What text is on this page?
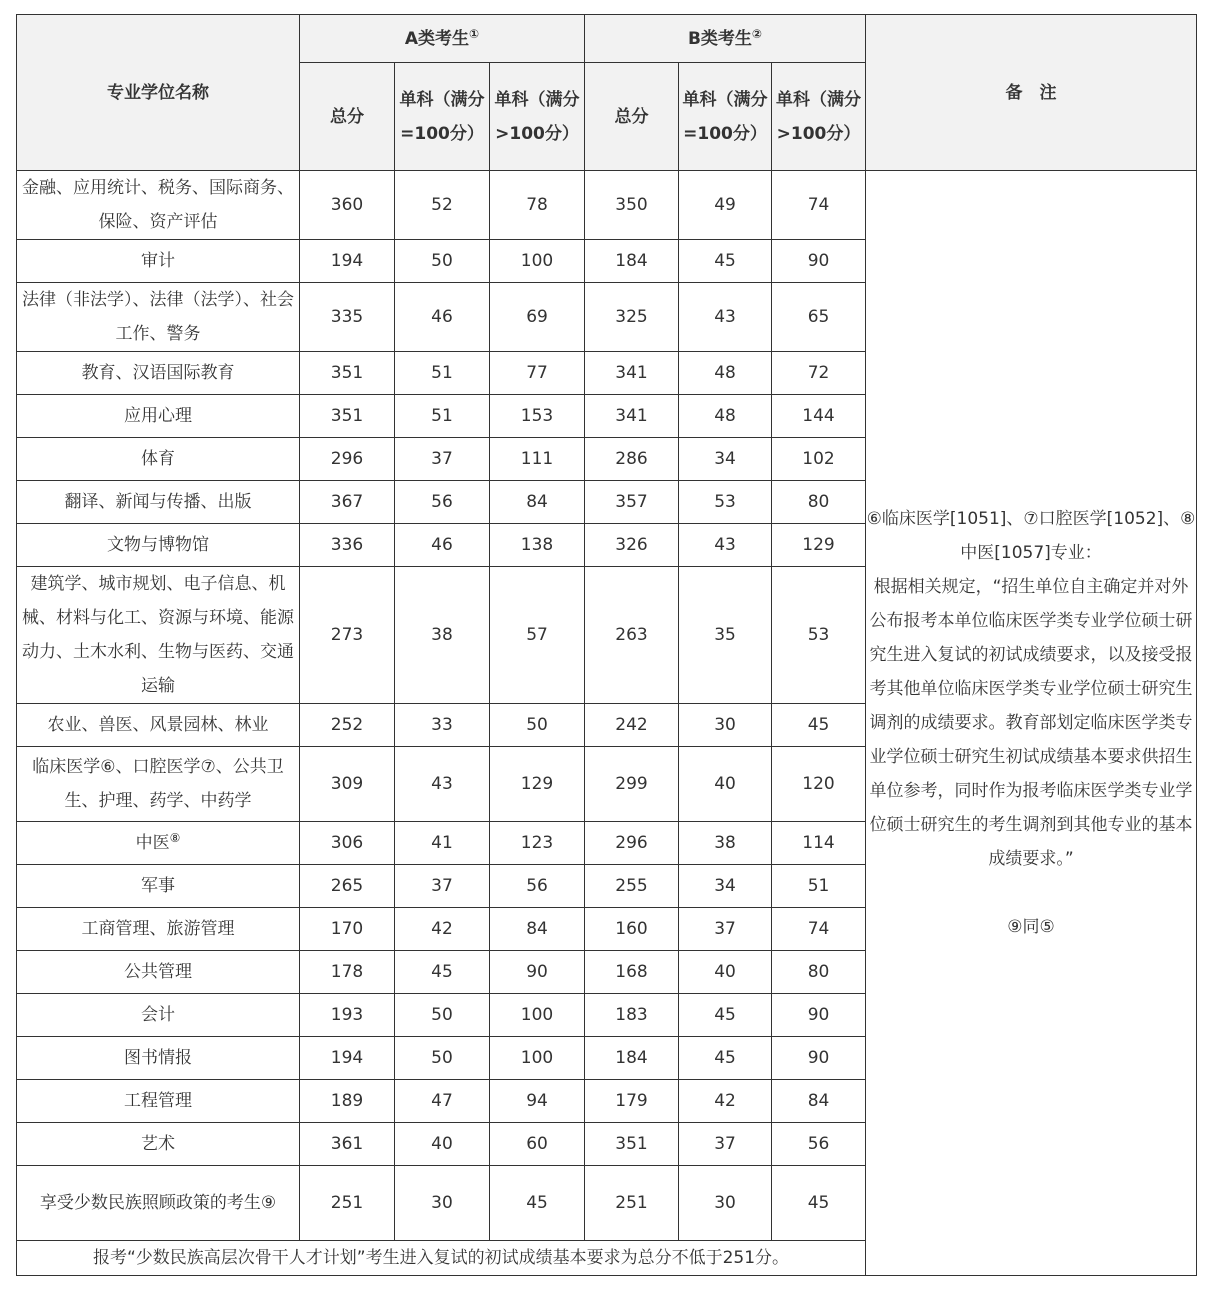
专业学位名称	A类考生①			B类考生②			备　注
	总分	单科（满分 =100分）	单科（满分 >100分）	总分	单科（满分 =100分）	单科（满分 >100分）	
金融、应用统计、税务、国际商务、保险、资产评估	360	52	78	350	49	74	⑥临床医学[1051]、⑦口腔医学[1052]、⑧中医[1057]专业：
根据相关规定，“招生单位自主确定并对外公布报考本单位临床医学类专业学位硕士研究生进入复试的初试成绩要求，以及接受报考其他单位临床医学类专业学位硕士研究生调剂的成绩要求。教育部划定临床医学类专业学位硕士研究生初试成绩基本要求供招生单位参考，同时作为报考临床医学类专业学位硕士研究生的考生调剂到其他专业的基本成绩要求。”
⑨同⑤

审计	194	50	100	184	45	90	
法律（非法学）、法律（法学）、社会工作、警务	335	46	69	325	43	65	
教育、汉语国际教育	351	51	77	341	48	72	
应用心理	351	51	153	341	48	144	
体育	296	37	111	286	34	102	
翻译、新闻与传播、出版	367	56	84	357	53	80	
文物与博物馆	336	46	138	326	43	129	
建筑学、城市规划、电子信息、机械、材料与化工、资源与环境、能源动力、土木水利、生物与医药、交通运输	273	38	57	263	35	53	
农业、兽医、风景园林、林业	252	33	50	242	30	45	
临床医学⑥、口腔医学⑦、公共卫生、护理、药学、中药学	309	43	129	299	40	120	
中医⑧	306	41	123	296	38	114	
军事	265	37	56	255	34	51	
工商管理、旅游管理	170	42	84	160	37	74	
公共管理	178	45	90	168	40	80	
会计	193	50	100	183	45	90	
图书情报	194	50	100	184	45	90	
工程管理	189	47	94	179	42	84	
艺术	361	40	60	351	37	56	
享受少数民族照顾政策的考生⑨	251	30	45	251	30	45	
报考“少数民族高层次骨干人才计划”考生进入复试的初试成绩基本要求为总分不低于251分。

==*==

## EXERCISE INSTRUCTIONS
Copy every line of the data exactly as written, excluding the pictures.

## RESULT
What text is on this page?
专业学位名称	A类考生①			B类考生②			备　注
	总分	单科（满分 =100分）	单科（满分 >100分）	总分	单科（满分 =100分）	单科（满分 >100分）	
金融、应用统计、税务、国际商务、保险、资产评估	360	52	78	350	49	74	⑥临床医学[1051]、⑦口腔医学[1052]、⑧中医[1057]专业：
根据相关规定，“招生单位自主确定并对外公布报考本单位临床医学类专业学位硕士研究生进入复试的初试成绩要求，以及接受报考其他单位临床医学类专业学位硕士研究生调剂的成绩要求。教育部划定临床医学类专业学位硕士研究生初试成绩基本要求供招生单位参考，同时作为报考临床医学类专业学位硕士研究生的考生调剂到其他专业的基本成绩要求。”
⑨同⑤

审计	194	50	100	184	45	90	
法律（非法学）、法律（法学）、社会工作、警务	335	46	69	325	43	65	
教育、汉语国际教育	351	51	77	341	48	72	
应用心理	351	51	153	341	48	144	
体育	296	37	111	286	34	102	
翻译、新闻与传播、出版	367	56	84	357	53	80	
文物与博物馆	336	46	138	326	43	129	
建筑学、城市规划、电子信息、机械、材料与化工、资源与环境、能源动力、土木水利、生物与医药、交通运输	273	38	57	263	35	53	
农业、兽医、风景园林、林业	252	33	50	242	30	45	
临床医学⑥、口腔医学⑦、公共卫生、护理、药学、中药学	309	43	129	299	40	120	
中医⑧	306	41	123	296	38	114	
军事	265	37	56	255	34	51	
工商管理、旅游管理	170	42	84	160	37	74	
公共管理	178	45	90	168	40	80	
会计	193	50	100	183	45	90	
图书情报	194	50	100	184	45	90	
工程管理	189	47	94	179	42	84	
艺术	361	40	60	351	37	56	
享受少数民族照顾政策的考生⑨	251	30	45	251	30	45	
报考“少数民族高层次骨干人才计划”考生进入复试的初试成绩基本要求为总分不低于251分。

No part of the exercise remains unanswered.